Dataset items
>> Start

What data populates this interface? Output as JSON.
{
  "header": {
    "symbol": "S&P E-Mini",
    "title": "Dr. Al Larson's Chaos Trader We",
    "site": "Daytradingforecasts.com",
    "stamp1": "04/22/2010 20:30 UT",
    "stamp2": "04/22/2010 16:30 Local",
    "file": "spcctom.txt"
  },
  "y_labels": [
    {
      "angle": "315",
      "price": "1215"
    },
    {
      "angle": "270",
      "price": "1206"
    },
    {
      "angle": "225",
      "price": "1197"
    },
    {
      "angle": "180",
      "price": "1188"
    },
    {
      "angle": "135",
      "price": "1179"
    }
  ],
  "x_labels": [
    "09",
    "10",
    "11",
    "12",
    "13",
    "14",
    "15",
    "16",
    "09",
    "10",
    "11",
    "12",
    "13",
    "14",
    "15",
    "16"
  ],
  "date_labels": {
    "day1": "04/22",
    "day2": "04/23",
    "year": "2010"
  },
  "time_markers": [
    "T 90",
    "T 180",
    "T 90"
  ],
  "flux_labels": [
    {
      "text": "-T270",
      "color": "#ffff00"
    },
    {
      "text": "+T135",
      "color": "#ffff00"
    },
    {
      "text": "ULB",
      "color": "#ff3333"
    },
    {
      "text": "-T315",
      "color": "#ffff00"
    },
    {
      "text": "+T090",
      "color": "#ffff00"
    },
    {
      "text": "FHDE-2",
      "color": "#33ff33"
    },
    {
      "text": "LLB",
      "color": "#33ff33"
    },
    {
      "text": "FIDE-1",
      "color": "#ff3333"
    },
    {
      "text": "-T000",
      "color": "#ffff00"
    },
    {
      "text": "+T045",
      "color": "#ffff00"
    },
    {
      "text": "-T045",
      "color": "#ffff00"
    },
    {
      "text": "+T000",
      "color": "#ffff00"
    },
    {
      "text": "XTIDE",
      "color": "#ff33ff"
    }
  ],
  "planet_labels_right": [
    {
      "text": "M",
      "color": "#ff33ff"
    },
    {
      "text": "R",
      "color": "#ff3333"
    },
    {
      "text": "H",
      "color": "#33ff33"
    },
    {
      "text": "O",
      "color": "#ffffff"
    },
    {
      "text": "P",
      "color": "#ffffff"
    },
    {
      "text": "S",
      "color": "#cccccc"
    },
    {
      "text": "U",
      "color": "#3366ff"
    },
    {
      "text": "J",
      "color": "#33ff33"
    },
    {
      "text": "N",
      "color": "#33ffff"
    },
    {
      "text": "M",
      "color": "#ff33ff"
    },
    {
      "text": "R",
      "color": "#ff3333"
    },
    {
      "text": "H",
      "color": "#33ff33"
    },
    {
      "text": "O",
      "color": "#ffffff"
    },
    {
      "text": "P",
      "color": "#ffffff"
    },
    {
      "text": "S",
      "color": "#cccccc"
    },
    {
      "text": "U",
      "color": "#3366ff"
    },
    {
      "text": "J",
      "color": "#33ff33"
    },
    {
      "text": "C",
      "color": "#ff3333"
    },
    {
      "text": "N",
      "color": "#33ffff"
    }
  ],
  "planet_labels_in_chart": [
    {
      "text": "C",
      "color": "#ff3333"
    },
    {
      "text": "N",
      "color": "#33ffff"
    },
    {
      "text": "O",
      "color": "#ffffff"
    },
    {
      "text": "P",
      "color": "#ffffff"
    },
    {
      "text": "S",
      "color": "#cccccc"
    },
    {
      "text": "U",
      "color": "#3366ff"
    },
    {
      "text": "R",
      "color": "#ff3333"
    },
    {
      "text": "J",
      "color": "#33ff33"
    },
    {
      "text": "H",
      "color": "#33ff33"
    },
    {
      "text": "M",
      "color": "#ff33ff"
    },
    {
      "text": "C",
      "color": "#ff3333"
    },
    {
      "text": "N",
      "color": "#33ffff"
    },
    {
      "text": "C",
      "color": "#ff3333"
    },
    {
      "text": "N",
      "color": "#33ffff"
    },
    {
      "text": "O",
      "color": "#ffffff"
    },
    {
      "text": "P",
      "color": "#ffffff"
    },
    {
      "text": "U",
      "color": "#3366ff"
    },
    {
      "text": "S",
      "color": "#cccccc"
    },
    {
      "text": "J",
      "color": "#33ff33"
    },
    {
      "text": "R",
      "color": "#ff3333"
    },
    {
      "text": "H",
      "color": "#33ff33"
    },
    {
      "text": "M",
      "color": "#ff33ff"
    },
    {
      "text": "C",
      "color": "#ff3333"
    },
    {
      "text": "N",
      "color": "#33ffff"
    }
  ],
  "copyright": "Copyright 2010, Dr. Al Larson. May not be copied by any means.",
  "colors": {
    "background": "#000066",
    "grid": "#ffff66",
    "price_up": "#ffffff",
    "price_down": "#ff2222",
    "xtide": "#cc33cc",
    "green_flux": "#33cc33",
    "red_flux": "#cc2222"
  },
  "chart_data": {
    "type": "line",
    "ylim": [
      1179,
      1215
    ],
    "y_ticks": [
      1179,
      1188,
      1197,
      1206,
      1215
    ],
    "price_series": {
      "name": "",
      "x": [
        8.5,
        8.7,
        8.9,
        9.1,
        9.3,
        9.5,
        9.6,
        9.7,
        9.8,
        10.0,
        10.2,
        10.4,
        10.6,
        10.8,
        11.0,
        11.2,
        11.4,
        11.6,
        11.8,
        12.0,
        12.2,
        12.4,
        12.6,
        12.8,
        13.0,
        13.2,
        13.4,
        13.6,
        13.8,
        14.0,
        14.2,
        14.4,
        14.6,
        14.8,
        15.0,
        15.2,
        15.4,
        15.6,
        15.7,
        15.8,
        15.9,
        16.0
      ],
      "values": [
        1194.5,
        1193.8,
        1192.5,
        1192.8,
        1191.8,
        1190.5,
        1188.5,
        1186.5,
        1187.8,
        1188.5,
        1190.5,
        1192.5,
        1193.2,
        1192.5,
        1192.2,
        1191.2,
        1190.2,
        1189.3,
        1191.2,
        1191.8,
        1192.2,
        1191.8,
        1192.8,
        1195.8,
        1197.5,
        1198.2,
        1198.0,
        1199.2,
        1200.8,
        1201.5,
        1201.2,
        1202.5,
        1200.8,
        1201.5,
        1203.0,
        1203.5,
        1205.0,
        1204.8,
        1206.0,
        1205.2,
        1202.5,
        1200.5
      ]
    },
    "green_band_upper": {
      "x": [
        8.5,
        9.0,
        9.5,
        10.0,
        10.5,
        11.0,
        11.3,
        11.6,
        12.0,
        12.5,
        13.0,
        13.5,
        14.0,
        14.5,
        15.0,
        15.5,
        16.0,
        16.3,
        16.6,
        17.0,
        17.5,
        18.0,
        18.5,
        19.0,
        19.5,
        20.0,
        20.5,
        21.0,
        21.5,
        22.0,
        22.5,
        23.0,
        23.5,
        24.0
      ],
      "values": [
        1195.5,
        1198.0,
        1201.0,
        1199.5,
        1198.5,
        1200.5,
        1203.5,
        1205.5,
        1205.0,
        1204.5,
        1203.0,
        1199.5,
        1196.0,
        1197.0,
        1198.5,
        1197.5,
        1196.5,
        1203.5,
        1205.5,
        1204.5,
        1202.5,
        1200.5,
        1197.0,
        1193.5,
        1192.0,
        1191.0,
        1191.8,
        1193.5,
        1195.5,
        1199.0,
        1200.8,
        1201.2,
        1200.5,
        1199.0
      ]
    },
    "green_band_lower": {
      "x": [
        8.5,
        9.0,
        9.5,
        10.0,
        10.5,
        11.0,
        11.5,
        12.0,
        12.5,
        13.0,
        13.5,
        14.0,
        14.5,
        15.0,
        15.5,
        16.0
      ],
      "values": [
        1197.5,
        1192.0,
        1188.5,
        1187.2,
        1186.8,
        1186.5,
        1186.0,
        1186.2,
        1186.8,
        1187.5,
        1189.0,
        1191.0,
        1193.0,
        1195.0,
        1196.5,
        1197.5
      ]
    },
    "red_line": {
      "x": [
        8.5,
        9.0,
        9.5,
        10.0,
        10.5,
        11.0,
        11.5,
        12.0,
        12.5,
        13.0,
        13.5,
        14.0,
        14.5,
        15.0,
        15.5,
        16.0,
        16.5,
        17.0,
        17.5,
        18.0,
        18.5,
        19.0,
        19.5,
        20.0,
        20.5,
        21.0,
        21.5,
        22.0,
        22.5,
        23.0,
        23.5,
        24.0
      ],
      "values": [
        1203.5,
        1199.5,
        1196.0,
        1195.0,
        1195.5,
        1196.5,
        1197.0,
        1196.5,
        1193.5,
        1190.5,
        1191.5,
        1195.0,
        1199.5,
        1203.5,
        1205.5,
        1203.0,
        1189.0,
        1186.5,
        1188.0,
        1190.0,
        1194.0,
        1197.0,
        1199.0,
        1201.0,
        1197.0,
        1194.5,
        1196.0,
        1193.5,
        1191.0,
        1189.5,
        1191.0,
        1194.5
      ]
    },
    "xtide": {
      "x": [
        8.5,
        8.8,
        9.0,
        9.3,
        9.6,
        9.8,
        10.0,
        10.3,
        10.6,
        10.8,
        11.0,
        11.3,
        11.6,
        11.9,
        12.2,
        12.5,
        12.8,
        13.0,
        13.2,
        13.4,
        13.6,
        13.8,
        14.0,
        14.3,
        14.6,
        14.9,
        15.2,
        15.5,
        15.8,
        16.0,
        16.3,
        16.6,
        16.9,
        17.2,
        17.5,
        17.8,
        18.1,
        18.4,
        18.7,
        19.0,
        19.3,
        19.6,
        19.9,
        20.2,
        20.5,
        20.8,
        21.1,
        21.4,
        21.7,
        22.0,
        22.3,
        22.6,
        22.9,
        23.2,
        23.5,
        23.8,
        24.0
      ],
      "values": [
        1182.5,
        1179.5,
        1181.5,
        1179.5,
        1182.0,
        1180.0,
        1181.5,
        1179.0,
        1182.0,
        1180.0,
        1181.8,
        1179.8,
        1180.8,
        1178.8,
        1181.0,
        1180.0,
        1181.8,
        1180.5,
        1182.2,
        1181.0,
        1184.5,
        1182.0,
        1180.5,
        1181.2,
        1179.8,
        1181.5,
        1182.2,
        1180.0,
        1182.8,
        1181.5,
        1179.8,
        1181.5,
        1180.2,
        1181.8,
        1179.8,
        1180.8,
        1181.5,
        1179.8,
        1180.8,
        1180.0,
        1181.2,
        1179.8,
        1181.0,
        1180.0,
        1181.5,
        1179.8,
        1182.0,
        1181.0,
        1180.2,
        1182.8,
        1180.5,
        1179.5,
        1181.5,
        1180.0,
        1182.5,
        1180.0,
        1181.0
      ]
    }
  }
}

>> End

**Objective:** Single out each line of the records above with the string "Larson" in it, and copy it.

**Task solution:**
    "title": "Dr. Al Larson's Chaos Trader We",
  "copyright": "Copyright 2010, Dr. Al Larson. May not be copied by any means.",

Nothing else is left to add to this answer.